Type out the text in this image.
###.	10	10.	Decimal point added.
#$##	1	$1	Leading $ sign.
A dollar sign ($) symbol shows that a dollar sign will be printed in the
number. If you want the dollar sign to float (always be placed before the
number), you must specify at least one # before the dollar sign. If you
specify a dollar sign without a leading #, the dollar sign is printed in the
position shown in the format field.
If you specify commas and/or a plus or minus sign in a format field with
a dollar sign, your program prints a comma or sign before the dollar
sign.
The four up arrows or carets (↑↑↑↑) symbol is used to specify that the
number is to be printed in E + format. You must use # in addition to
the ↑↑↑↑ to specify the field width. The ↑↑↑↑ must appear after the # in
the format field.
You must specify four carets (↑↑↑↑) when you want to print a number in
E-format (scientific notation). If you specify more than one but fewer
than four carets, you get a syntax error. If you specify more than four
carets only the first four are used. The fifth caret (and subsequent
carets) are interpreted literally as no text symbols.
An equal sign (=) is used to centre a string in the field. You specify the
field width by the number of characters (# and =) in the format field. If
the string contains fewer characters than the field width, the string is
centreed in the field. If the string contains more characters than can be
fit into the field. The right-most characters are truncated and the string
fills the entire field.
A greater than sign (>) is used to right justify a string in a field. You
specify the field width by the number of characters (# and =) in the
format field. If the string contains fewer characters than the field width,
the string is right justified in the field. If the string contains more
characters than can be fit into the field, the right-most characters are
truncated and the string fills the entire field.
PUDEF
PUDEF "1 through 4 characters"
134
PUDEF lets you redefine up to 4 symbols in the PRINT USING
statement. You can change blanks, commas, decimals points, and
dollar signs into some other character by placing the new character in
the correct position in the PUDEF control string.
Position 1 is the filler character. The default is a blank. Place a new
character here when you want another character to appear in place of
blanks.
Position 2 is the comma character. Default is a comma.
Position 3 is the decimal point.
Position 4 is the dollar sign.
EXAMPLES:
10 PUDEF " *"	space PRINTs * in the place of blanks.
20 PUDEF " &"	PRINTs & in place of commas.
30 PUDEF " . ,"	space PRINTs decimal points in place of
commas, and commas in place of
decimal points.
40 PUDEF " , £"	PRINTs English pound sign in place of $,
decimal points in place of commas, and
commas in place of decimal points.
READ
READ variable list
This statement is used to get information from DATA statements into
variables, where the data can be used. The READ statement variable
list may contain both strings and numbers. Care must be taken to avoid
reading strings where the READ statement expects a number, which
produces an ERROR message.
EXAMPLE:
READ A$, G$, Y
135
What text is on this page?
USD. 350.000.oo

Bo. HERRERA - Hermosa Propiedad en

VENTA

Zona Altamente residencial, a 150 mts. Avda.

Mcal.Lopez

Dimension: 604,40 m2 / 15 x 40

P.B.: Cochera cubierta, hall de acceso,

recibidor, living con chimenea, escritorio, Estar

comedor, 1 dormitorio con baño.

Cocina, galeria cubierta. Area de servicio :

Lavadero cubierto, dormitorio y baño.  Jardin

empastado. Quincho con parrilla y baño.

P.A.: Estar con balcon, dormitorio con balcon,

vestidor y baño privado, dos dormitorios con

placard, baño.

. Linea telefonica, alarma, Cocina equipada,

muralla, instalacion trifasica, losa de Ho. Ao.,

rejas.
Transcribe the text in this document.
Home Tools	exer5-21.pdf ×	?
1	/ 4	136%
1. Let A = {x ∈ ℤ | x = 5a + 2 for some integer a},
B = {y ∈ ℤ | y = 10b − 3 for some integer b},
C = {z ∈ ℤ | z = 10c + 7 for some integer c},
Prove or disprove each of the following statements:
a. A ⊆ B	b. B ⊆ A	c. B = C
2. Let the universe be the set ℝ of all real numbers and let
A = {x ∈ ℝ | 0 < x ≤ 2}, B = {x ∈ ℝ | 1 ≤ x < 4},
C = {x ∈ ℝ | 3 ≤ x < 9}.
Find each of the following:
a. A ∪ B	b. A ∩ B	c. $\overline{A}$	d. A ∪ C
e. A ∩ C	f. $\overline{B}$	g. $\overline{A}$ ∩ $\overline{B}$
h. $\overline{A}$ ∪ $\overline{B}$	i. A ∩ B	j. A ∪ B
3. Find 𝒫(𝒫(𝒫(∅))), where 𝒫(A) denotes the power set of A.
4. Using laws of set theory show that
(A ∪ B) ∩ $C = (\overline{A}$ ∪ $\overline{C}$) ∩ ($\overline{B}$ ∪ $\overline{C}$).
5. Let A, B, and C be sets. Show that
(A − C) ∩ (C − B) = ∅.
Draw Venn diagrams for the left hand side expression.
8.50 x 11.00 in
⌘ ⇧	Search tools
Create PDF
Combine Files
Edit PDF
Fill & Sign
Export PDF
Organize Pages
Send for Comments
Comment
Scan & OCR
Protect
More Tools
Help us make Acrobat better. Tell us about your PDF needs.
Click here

- - -

• [PROMPT]: All lines from the one containing "Transcribe the text in this document." through the end of the records, both ends included, are to be quoted exactly; please add nothing else.

• [FINISHED TASK]:
Transcribe the text in this document.
Home Tools	exer5-21.pdf ×	?
1	/ 4	136%
1. Let A = {x ∈ ℤ | x = 5a + 2 for some integer a},
B = {y ∈ ℤ | y = 10b − 3 for some integer b},
C = {z ∈ ℤ | z = 10c + 7 for some integer c},
Prove or disprove each of the following statements:
a. A ⊆ B	b. B ⊆ A	c. B = C
2. Let the universe be the set ℝ of all real numbers and let
A = {x ∈ ℝ | 0 < x ≤ 2}, B = {x ∈ ℝ | 1 ≤ x < 4},
C = {x ∈ ℝ | 3 ≤ x < 9}.
Find each of the following:
a. A ∪ B	b. A ∩ B	c. $\overline{A}$	d. A ∪ C
e. A ∩ C	f. $\overline{B}$	g. $\overline{A}$ ∩ $\overline{B}$
h. $\overline{A}$ ∪ $\overline{B}$	i. A ∩ B	j. A ∪ B
3. Find 𝒫(𝒫(𝒫(∅))), where 𝒫(A) denotes the power set of A.
4. Using laws of set theory show that
(A ∪ B) ∩ $C = (\overline{A}$ ∪ $\overline{C}$) ∩ ($\overline{B}$ ∪ $\overline{C}$).
5. Let A, B, and C be sets. Show that
(A − C) ∩ (C − B) = ∅.
Draw Venn diagrams for the left hand side expression.
8.50 x 11.00 in
⌘ ⇧	Search tools
Create PDF
Combine Files
Edit PDF
Fill & Sign
Export PDF
Organize Pages
Send for Comments
Comment
Scan & OCR
Protect
More Tools
Help us make Acrobat better. Tell us about your PDF needs.
Click here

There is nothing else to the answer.